_Data records_

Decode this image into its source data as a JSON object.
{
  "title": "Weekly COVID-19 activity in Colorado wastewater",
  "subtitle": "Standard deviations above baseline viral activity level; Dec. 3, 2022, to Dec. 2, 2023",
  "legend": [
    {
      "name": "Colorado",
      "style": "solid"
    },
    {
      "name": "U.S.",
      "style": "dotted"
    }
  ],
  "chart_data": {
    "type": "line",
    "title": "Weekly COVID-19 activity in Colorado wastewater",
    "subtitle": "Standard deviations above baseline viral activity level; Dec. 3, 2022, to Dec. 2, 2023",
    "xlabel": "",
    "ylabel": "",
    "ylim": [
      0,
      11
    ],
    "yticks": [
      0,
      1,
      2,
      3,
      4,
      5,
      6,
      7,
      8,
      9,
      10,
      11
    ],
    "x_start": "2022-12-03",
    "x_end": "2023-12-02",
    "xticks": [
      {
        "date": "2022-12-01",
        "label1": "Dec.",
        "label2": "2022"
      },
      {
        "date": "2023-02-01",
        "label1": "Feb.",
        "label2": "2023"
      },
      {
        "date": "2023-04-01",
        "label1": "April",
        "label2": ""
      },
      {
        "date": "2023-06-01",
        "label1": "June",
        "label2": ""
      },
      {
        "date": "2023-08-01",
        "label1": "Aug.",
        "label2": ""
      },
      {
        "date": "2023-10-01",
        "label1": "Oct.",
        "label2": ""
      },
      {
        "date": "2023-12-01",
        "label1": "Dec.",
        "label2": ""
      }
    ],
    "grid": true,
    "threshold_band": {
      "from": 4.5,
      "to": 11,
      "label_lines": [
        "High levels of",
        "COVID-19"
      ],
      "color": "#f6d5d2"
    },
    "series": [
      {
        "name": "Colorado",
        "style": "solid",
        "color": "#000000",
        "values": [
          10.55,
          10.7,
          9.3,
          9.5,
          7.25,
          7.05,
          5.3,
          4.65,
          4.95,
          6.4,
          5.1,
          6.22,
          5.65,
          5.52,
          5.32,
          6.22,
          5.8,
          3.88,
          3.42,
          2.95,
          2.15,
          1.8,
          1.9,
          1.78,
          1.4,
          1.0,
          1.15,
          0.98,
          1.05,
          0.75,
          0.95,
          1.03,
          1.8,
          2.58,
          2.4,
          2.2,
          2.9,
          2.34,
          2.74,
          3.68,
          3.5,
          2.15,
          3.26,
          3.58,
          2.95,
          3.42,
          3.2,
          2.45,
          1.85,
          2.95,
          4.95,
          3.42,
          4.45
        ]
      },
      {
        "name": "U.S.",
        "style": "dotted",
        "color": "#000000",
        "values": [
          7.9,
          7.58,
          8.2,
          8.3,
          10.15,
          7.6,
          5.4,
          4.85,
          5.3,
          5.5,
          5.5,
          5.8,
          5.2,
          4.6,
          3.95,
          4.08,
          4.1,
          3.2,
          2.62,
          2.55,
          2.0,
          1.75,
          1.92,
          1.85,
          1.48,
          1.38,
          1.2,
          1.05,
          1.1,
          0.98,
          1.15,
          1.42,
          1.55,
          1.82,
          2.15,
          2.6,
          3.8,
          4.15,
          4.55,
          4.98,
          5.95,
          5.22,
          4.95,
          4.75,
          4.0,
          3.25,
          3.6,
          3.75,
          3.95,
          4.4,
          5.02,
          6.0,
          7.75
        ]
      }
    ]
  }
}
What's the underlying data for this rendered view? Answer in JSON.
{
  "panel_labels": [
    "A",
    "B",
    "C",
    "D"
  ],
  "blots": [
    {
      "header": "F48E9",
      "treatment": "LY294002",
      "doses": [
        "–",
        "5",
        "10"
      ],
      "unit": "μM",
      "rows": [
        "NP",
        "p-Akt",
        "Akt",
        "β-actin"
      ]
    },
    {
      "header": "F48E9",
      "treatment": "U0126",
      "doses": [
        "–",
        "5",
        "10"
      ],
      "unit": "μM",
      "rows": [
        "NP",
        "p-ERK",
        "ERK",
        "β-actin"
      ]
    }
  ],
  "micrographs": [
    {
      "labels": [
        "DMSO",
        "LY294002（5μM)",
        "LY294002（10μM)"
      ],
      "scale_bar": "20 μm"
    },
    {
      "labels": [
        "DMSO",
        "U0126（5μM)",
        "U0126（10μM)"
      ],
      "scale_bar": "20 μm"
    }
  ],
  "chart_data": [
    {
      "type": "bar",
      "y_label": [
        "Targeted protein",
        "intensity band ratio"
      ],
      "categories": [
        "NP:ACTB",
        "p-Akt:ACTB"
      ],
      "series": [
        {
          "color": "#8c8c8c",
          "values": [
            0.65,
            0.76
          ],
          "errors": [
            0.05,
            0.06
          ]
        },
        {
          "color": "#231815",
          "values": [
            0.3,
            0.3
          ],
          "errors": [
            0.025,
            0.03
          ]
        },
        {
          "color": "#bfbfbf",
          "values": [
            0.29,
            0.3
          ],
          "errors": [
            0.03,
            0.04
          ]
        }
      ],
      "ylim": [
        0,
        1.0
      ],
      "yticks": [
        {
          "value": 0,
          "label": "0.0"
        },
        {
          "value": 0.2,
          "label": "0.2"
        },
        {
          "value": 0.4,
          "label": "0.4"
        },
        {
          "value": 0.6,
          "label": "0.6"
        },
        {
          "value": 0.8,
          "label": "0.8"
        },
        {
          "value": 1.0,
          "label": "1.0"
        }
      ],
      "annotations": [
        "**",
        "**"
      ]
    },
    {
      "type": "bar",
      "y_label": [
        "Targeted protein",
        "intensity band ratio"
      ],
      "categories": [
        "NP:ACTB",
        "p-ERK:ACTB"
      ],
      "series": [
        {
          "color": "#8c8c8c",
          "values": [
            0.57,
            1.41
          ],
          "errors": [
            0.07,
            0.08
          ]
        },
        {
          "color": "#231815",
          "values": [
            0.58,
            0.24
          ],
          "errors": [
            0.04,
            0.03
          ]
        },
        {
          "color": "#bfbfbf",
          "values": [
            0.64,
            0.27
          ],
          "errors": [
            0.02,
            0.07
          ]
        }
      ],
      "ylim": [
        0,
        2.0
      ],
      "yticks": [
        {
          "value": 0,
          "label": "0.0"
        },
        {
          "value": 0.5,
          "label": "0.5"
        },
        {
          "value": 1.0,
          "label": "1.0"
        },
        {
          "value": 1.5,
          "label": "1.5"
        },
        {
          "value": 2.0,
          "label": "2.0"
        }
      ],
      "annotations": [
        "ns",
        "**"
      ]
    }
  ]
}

_Work item_
Retype everything in the material above exactly.

_Final answer_
Decode this image into its source data as a JSON object.
{
  "title": "Weekly COVID-19 activity in Colorado wastewater",
  "subtitle": "Standard deviations above baseline viral activity level; Dec. 3, 2022, to Dec. 2, 2023",
  "legend": [
    {
      "name": "Colorado",
      "style": "solid"
    },
    {
      "name": "U.S.",
      "style": "dotted"
    }
  ],
  "chart_data": {
    "type": "line",
    "title": "Weekly COVID-19 activity in Colorado wastewater",
    "subtitle": "Standard deviations above baseline viral activity level; Dec. 3, 2022, to Dec. 2, 2023",
    "xlabel": "",
    "ylabel": "",
    "ylim": [
      0,
      11
    ],
    "yticks": [
      0,
      1,
      2,
      3,
      4,
      5,
      6,
      7,
      8,
      9,
      10,
      11
    ],
    "x_start": "2022-12-03",
    "x_end": "2023-12-02",
    "xticks": [
      {
        "date": "2022-12-01",
        "label1": "Dec.",
        "label2": "2022"
      },
      {
        "date": "2023-02-01",
        "label1": "Feb.",
        "label2": "2023"
      },
      {
        "date": "2023-04-01",
        "label1": "April",
        "label2": ""
      },
      {
        "date": "2023-06-01",
        "label1": "June",
        "label2": ""
      },
      {
        "date": "2023-08-01",
        "label1": "Aug.",
        "label2": ""
      },
      {
        "date": "2023-10-01",
        "label1": "Oct.",
        "label2": ""
      },
      {
        "date": "2023-12-01",
        "label1": "Dec.",
        "label2": ""
      }
    ],
    "grid": true,
    "threshold_band": {
      "from": 4.5,
      "to": 11,
      "label_lines": [
        "High levels of",
        "COVID-19"
      ],
      "color": "#f6d5d2"
    },
    "series": [
      {
        "name": "Colorado",
        "style": "solid",
        "color": "#000000",
        "values": [
          10.55,
          10.7,
          9.3,
          9.5,
          7.25,
          7.05,
          5.3,
          4.65,
          4.95,
          6.4,
          5.1,
          6.22,
          5.65,
          5.52,
          5.32,
          6.22,
          5.8,
          3.88,
          3.42,
          2.95,
          2.15,
          1.8,
          1.9,
          1.78,
          1.4,
          1.0,
          1.15,
          0.98,
          1.05,
          0.75,
          0.95,
          1.03,
          1.8,
          2.58,
          2.4,
          2.2,
          2.9,
          2.34,
          2.74,
          3.68,
          3.5,
          2.15,
          3.26,
          3.58,
          2.95,
          3.42,
          3.2,
          2.45,
          1.85,
          2.95,
          4.95,
          3.42,
          4.45
        ]
      },
      {
        "name": "U.S.",
        "style": "dotted",
        "color": "#000000",
        "values": [
          7.9,
          7.58,
          8.2,
          8.3,
          10.15,
          7.6,
          5.4,
          4.85,
          5.3,
          5.5,
          5.5,
          5.8,
          5.2,
          4.6,
          3.95,
          4.08,
          4.1,
          3.2,
          2.62,
          2.55,
          2.0,
          1.75,
          1.92,
          1.85,
          1.48,
          1.38,
          1.2,
          1.05,
          1.1,
          0.98,
          1.15,
          1.42,
          1.55,
          1.82,
          2.15,
          2.6,
          3.8,
          4.15,
          4.55,
          4.98,
          5.95,
          5.22,
          4.95,
          4.75,
          4.0,
          3.25,
          3.6,
          3.75,
          3.95,
          4.4,
          5.02,
          6.0,
          7.75
        ]
      }
    ]
  }
}
What's the underlying data for this rendered view? Answer in JSON.
{
  "panel_labels": [
    "A",
    "B",
    "C",
    "D"
  ],
  "blots": [
    {
      "header": "F48E9",
      "treatment": "LY294002",
      "doses": [
        "–",
        "5",
        "10"
      ],
      "unit": "μM",
      "rows": [
        "NP",
        "p-Akt",
        "Akt",
        "β-actin"
      ]
    },
    {
      "header": "F48E9",
      "treatment": "U0126",
      "doses": [
        "–",
        "5",
        "10"
      ],
      "unit": "μM",
      "rows": [
        "NP",
        "p-ERK",
        "ERK",
        "β-actin"
      ]
    }
  ],
  "micrographs": [
    {
      "labels": [
        "DMSO",
        "LY294002（5μM)",
        "LY294002（10μM)"
      ],
      "scale_bar": "20 μm"
    },
    {
      "labels": [
        "DMSO",
        "U0126（5μM)",
        "U0126（10μM)"
      ],
      "scale_bar": "20 μm"
    }
  ],
  "chart_data": [
    {
      "type": "bar",
      "y_label": [
        "Targeted protein",
        "intensity band ratio"
      ],
      "categories": [
        "NP:ACTB",
        "p-Akt:ACTB"
      ],
      "series": [
        {
          "color": "#8c8c8c",
          "values": [
            0.65,
            0.76
          ],
          "errors": [
            0.05,
            0.06
          ]
        },
        {
          "color": "#231815",
          "values": [
            0.3,
            0.3
          ],
          "errors": [
            0.025,
            0.03
          ]
        },
        {
          "color": "#bfbfbf",
          "values": [
            0.29,
            0.3
          ],
          "errors": [
            0.03,
            0.04
          ]
        }
      ],
      "ylim": [
        0,
        1.0
      ],
      "yticks": [
        {
          "value": 0,
          "label": "0.0"
        },
        {
          "value": 0.2,
          "label": "0.2"
        },
        {
          "value": 0.4,
          "label": "0.4"
        },
        {
          "value": 0.6,
          "label": "0.6"
        },
        {
          "value": 0.8,
          "label": "0.8"
        },
        {
          "value": 1.0,
          "label": "1.0"
        }
      ],
      "annotations": [
        "**",
        "**"
      ]
    },
    {
      "type": "bar",
      "y_label": [
        "Targeted protein",
        "intensity band ratio"
      ],
      "categories": [
        "NP:ACTB",
        "p-ERK:ACTB"
      ],
      "series": [
        {
          "color": "#8c8c8c",
          "values": [
            0.57,
            1.41
          ],
          "errors": [
            0.07,
            0.08
          ]
        },
        {
          "color": "#231815",
          "values": [
            0.58,
            0.24
          ],
          "errors": [
            0.04,
            0.03
          ]
        },
        {
          "color": "#bfbfbf",
          "values": [
            0.64,
            0.27
          ],
          "errors": [
            0.02,
            0.07
          ]
        }
      ],
      "ylim": [
        0,
        2.0
      ],
      "yticks": [
        {
          "value": 0,
          "label": "0.0"
        },
        {
          "value": 0.5,
          "label": "0.5"
        },
        {
          "value": 1.0,
          "label": "1.0"
        },
        {
          "value": 1.5,
          "label": "1.5"
        },
        {
          "value": 2.0,
          "label": "2.0"
        }
      ],
      "annotations": [
        "ns",
        "**"
      ]
    }
  ]
}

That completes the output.